## GIVEN TASK:
Sift the listing for lines that hold the string "Read" and pull them out.

## LISTED ENTRIES:

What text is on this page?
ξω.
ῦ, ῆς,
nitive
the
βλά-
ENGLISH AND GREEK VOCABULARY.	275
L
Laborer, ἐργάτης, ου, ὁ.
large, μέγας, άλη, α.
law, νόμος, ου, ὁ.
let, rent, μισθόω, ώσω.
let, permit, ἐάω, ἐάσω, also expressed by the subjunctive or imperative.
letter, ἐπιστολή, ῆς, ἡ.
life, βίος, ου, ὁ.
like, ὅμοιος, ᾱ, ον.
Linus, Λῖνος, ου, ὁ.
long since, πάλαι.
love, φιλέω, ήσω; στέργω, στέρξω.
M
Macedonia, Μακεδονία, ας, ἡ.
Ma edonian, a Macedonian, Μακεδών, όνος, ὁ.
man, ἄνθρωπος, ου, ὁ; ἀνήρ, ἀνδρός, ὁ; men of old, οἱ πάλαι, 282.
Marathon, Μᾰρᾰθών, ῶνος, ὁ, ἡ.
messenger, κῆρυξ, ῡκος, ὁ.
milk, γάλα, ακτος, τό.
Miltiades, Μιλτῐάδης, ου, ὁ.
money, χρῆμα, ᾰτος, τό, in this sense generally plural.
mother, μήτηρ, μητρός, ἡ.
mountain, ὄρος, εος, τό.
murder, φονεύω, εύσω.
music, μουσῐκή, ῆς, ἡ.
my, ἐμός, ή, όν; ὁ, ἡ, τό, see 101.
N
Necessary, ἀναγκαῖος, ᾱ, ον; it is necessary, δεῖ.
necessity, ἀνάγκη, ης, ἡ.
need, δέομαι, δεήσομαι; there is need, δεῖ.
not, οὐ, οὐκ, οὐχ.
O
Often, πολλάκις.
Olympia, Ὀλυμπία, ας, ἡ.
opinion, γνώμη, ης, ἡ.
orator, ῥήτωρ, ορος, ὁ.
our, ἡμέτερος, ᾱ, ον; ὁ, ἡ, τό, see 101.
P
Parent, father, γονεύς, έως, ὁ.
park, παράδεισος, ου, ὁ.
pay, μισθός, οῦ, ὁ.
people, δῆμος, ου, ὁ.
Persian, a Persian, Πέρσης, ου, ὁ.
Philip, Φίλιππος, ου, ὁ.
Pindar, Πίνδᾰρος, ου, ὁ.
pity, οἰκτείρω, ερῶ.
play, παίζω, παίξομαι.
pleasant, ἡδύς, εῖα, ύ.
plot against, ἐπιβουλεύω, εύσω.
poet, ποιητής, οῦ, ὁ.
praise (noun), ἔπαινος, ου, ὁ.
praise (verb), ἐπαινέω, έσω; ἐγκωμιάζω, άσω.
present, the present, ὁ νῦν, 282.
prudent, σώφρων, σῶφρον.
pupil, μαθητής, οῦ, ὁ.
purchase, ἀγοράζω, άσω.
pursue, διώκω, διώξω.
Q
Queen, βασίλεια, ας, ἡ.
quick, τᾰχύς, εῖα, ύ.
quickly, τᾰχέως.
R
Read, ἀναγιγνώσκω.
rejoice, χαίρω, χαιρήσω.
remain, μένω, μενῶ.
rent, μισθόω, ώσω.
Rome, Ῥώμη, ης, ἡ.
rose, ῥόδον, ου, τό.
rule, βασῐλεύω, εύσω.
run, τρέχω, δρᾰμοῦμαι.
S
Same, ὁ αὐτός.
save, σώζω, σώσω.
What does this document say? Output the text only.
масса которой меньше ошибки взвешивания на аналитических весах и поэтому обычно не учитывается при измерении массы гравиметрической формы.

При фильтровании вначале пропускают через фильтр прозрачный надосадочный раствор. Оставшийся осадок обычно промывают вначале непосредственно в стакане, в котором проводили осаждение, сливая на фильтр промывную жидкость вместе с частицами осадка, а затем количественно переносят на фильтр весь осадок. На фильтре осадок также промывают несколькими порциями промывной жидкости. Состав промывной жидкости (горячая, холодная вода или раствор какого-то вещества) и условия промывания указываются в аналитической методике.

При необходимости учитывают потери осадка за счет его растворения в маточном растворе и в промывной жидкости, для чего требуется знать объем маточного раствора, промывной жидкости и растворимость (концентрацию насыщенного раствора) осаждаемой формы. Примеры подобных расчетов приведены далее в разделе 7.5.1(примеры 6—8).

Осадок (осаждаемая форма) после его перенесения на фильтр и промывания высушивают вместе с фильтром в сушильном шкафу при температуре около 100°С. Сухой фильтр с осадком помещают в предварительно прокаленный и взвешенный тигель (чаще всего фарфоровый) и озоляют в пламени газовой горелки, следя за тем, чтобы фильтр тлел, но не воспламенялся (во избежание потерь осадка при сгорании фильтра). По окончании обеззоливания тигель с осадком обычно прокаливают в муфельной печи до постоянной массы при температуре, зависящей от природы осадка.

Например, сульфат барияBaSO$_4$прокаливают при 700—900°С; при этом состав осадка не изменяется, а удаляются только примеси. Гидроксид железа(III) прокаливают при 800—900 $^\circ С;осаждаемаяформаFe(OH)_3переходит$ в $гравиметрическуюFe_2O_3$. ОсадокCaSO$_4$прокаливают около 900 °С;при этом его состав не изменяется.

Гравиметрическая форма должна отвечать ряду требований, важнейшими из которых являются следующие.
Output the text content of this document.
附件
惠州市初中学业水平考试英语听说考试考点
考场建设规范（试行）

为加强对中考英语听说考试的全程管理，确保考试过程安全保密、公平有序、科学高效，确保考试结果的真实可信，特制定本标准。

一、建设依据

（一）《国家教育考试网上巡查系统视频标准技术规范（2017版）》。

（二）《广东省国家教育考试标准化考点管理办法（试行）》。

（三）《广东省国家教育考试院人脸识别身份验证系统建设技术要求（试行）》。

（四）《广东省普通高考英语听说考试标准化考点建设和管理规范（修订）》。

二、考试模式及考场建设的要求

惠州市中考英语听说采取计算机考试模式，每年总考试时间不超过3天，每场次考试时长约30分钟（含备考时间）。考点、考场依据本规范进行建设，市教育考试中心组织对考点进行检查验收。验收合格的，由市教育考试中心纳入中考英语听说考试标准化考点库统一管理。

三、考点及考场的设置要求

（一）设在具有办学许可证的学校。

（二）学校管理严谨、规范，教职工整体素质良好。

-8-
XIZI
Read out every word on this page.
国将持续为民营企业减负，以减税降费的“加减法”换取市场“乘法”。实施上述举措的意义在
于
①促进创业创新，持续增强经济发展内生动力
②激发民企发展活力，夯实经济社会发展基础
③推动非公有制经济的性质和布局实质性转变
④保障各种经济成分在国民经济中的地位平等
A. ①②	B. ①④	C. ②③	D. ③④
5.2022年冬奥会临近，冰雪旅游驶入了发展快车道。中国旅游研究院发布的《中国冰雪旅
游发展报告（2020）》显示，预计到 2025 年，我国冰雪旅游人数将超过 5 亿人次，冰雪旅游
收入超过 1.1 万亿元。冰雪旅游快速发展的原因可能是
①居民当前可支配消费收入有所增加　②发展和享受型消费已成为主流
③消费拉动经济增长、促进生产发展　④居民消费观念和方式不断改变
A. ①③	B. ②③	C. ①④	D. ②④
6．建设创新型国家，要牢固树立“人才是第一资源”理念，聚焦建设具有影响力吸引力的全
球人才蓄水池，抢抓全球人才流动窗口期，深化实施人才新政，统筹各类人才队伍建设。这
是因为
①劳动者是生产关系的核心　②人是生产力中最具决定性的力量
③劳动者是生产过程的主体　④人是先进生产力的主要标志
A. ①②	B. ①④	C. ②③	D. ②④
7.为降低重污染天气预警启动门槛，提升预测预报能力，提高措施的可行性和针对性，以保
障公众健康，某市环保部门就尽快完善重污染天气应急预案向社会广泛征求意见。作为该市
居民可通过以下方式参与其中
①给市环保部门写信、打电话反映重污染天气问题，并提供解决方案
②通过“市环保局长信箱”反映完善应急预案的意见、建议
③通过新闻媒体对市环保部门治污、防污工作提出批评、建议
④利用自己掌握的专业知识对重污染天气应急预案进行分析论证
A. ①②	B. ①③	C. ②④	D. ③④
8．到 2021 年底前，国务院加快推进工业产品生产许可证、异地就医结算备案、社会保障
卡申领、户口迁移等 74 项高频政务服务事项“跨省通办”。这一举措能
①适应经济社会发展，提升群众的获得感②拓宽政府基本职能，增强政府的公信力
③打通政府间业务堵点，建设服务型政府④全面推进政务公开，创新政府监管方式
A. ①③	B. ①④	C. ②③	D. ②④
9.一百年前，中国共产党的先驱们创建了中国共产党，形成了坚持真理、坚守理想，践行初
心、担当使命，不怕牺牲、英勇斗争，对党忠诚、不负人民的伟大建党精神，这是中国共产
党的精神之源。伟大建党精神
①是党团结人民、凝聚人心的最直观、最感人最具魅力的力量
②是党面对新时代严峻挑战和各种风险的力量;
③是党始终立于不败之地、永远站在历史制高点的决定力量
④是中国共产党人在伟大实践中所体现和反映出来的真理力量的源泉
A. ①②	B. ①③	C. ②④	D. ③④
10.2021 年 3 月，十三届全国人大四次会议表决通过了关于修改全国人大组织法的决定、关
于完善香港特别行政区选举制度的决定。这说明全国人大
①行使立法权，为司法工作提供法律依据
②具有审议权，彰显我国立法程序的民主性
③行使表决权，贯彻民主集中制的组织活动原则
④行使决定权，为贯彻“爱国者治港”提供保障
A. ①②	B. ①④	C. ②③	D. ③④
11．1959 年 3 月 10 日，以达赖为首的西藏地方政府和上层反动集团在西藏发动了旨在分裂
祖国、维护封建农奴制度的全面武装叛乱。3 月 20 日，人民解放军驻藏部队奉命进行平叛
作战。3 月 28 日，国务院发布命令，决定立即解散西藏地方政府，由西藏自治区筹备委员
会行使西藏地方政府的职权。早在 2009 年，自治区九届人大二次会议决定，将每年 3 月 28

## SOLUTION TO THIS TASK:
Read, ἀναγιγνώσκω.
Read out every word on this page.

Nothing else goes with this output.